Data records:
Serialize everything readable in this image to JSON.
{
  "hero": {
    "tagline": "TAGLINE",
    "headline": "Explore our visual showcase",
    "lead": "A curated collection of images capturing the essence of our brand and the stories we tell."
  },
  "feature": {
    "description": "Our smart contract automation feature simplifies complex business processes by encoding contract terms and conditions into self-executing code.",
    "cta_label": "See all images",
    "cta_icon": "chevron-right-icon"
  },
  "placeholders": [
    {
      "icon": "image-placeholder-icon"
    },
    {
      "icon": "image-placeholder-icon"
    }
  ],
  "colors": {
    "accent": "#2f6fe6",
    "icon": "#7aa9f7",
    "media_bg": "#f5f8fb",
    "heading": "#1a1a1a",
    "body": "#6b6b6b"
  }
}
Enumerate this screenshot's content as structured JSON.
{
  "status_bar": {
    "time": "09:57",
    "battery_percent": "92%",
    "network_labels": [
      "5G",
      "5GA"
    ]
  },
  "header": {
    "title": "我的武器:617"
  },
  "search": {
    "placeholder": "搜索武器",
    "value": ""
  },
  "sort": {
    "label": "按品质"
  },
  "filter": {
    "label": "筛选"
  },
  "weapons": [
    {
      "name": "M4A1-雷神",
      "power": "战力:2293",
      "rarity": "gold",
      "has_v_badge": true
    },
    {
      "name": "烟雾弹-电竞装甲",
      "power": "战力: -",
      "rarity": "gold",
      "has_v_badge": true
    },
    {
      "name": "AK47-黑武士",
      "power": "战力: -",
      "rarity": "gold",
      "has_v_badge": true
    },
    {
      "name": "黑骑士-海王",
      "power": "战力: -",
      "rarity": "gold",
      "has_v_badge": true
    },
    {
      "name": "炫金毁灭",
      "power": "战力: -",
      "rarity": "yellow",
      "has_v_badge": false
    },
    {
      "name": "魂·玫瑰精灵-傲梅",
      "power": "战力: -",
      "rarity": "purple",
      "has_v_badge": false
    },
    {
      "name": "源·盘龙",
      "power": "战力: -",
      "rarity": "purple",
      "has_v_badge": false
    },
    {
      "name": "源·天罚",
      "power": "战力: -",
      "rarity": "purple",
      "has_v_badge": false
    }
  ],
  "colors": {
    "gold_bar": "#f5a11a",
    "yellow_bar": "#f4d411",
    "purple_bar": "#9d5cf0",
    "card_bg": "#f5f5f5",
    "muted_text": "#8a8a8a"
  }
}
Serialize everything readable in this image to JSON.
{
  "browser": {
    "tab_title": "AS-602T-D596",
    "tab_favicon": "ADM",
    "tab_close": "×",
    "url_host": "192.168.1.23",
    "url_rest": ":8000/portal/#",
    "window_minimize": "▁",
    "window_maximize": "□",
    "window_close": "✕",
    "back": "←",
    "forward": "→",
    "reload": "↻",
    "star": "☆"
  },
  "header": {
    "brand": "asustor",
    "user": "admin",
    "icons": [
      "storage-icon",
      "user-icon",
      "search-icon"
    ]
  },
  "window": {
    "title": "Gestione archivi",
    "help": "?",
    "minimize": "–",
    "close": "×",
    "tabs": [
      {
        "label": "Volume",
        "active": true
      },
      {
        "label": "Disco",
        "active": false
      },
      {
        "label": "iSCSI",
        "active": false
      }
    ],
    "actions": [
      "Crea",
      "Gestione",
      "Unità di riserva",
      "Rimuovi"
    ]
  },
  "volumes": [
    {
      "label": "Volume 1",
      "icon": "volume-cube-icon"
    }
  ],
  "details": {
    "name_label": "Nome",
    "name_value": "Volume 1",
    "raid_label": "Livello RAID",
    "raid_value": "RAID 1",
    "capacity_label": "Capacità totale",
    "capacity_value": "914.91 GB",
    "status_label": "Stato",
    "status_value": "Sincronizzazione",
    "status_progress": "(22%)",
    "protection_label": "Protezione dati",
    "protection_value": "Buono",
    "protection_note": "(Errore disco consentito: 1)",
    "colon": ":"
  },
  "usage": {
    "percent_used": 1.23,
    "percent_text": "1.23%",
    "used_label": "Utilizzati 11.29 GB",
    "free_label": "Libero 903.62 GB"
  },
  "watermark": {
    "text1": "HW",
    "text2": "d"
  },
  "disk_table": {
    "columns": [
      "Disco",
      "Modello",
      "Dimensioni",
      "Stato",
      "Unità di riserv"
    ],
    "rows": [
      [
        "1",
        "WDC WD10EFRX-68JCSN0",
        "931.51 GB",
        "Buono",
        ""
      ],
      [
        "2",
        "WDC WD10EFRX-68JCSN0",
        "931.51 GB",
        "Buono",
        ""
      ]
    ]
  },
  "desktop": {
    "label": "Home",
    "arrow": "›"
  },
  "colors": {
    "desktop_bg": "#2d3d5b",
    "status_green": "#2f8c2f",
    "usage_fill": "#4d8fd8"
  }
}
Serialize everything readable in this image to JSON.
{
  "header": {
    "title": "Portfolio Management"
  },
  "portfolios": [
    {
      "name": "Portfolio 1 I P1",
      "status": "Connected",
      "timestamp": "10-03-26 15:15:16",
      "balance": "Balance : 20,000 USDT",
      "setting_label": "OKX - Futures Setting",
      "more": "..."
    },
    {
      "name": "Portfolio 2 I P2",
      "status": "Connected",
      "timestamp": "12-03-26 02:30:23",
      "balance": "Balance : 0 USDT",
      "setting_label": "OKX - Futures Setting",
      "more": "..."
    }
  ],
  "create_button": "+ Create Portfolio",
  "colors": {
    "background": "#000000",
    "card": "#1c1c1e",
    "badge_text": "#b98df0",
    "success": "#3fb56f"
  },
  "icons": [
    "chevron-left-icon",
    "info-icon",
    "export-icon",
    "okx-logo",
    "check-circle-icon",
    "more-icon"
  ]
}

DO THIS:
Print every record above exactly as written.

ANSWER TO THE TASK:
Serialize everything readable in this image to JSON.
{
  "hero": {
    "tagline": "TAGLINE",
    "headline": "Explore our visual showcase",
    "lead": "A curated collection of images capturing the essence of our brand and the stories we tell."
  },
  "feature": {
    "description": "Our smart contract automation feature simplifies complex business processes by encoding contract terms and conditions into self-executing code.",
    "cta_label": "See all images",
    "cta_icon": "chevron-right-icon"
  },
  "placeholders": [
    {
      "icon": "image-placeholder-icon"
    },
    {
      "icon": "image-placeholder-icon"
    }
  ],
  "colors": {
    "accent": "#2f6fe6",
    "icon": "#7aa9f7",
    "media_bg": "#f5f8fb",
    "heading": "#1a1a1a",
    "body": "#6b6b6b"
  }
}
Enumerate this screenshot's content as structured JSON.
{
  "status_bar": {
    "time": "09:57",
    "battery_percent": "92%",
    "network_labels": [
      "5G",
      "5GA"
    ]
  },
  "header": {
    "title": "我的武器:617"
  },
  "search": {
    "placeholder": "搜索武器",
    "value": ""
  },
  "sort": {
    "label": "按品质"
  },
  "filter": {
    "label": "筛选"
  },
  "weapons": [
    {
      "name": "M4A1-雷神",
      "power": "战力:2293",
      "rarity": "gold",
      "has_v_badge": true
    },
    {
      "name": "烟雾弹-电竞装甲",
      "power": "战力: -",
      "rarity": "gold",
      "has_v_badge": true
    },
    {
      "name": "AK47-黑武士",
      "power": "战力: -",
      "rarity": "gold",
      "has_v_badge": true
    },
    {
      "name": "黑骑士-海王",
      "power": "战力: -",
      "rarity": "gold",
      "has_v_badge": true
    },
    {
      "name": "炫金毁灭",
      "power": "战力: -",
      "rarity": "yellow",
      "has_v_badge": false
    },
    {
      "name": "魂·玫瑰精灵-傲梅",
      "power": "战力: -",
      "rarity": "purple",
      "has_v_badge": false
    },
    {
      "name": "源·盘龙",
      "power": "战力: -",
      "rarity": "purple",
      "has_v_badge": false
    },
    {
      "name": "源·天罚",
      "power": "战力: -",
      "rarity": "purple",
      "has_v_badge": false
    }
  ],
  "colors": {
    "gold_bar": "#f5a11a",
    "yellow_bar": "#f4d411",
    "purple_bar": "#9d5cf0",
    "card_bg": "#f5f5f5",
    "muted_text": "#8a8a8a"
  }
}
Serialize everything readable in this image to JSON.
{
  "browser": {
    "tab_title": "AS-602T-D596",
    "tab_favicon": "ADM",
    "tab_close": "×",
    "url_host": "192.168.1.23",
    "url_rest": ":8000/portal/#",
    "window_minimize": "▁",
    "window_maximize": "□",
    "window_close": "✕",
    "back": "←",
    "forward": "→",
    "reload": "↻",
    "star": "☆"
  },
  "header": {
    "brand": "asustor",
    "user": "admin",
    "icons": [
      "storage-icon",
      "user-icon",
      "search-icon"
    ]
  },
  "window": {
    "title": "Gestione archivi",
    "help": "?",
    "minimize": "–",
    "close": "×",
    "tabs": [
      {
        "label": "Volume",
        "active": true
      },
      {
        "label": "Disco",
        "active": false
      },
      {
        "label": "iSCSI",
        "active": false
      }
    ],
    "actions": [
      "Crea",
      "Gestione",
      "Unità di riserva",
      "Rimuovi"
    ]
  },
  "volumes": [
    {
      "label": "Volume 1",
      "icon": "volume-cube-icon"
    }
  ],
  "details": {
    "name_label": "Nome",
    "name_value": "Volume 1",
    "raid_label": "Livello RAID",
    "raid_value": "RAID 1",
    "capacity_label": "Capacità totale",
    "capacity_value": "914.91 GB",
    "status_label": "Stato",
    "status_value": "Sincronizzazione",
    "status_progress": "(22%)",
    "protection_label": "Protezione dati",
    "protection_value": "Buono",
    "protection_note": "(Errore disco consentito: 1)",
    "colon": ":"
  },
  "usage": {
    "percent_used": 1.23,
    "percent_text": "1.23%",
    "used_label": "Utilizzati 11.29 GB",
    "free_label": "Libero 903.62 GB"
  },
  "watermark": {
    "text1": "HW",
    "text2": "d"
  },
  "disk_table": {
    "columns": [
      "Disco",
      "Modello",
      "Dimensioni",
      "Stato",
      "Unità di riserv"
    ],
    "rows": [
      [
        "1",
        "WDC WD10EFRX-68JCSN0",
        "931.51 GB",
        "Buono",
        ""
      ],
      [
        "2",
        "WDC WD10EFRX-68JCSN0",
        "931.51 GB",
        "Buono",
        ""
      ]
    ]
  },
  "desktop": {
    "label": "Home",
    "arrow": "›"
  },
  "colors": {
    "desktop_bg": "#2d3d5b",
    "status_green": "#2f8c2f",
    "usage_fill": "#4d8fd8"
  }
}
Serialize everything readable in this image to JSON.
{
  "header": {
    "title": "Portfolio Management"
  },
  "portfolios": [
    {
      "name": "Portfolio 1 I P1",
      "status": "Connected",
      "timestamp": "10-03-26 15:15:16",
      "balance": "Balance : 20,000 USDT",
      "setting_label": "OKX - Futures Setting",
      "more": "..."
    },
    {
      "name": "Portfolio 2 I P2",
      "status": "Connected",
      "timestamp": "12-03-26 02:30:23",
      "balance": "Balance : 0 USDT",
      "setting_label": "OKX - Futures Setting",
      "more": "..."
    }
  ],
  "create_button": "+ Create Portfolio",
  "colors": {
    "background": "#000000",
    "card": "#1c1c1e",
    "badge_text": "#b98df0",
    "success": "#3fb56f"
  },
  "icons": [
    "chevron-left-icon",
    "info-icon",
    "export-icon",
    "okx-logo",
    "check-circle-icon",
    "more-icon"
  ]
}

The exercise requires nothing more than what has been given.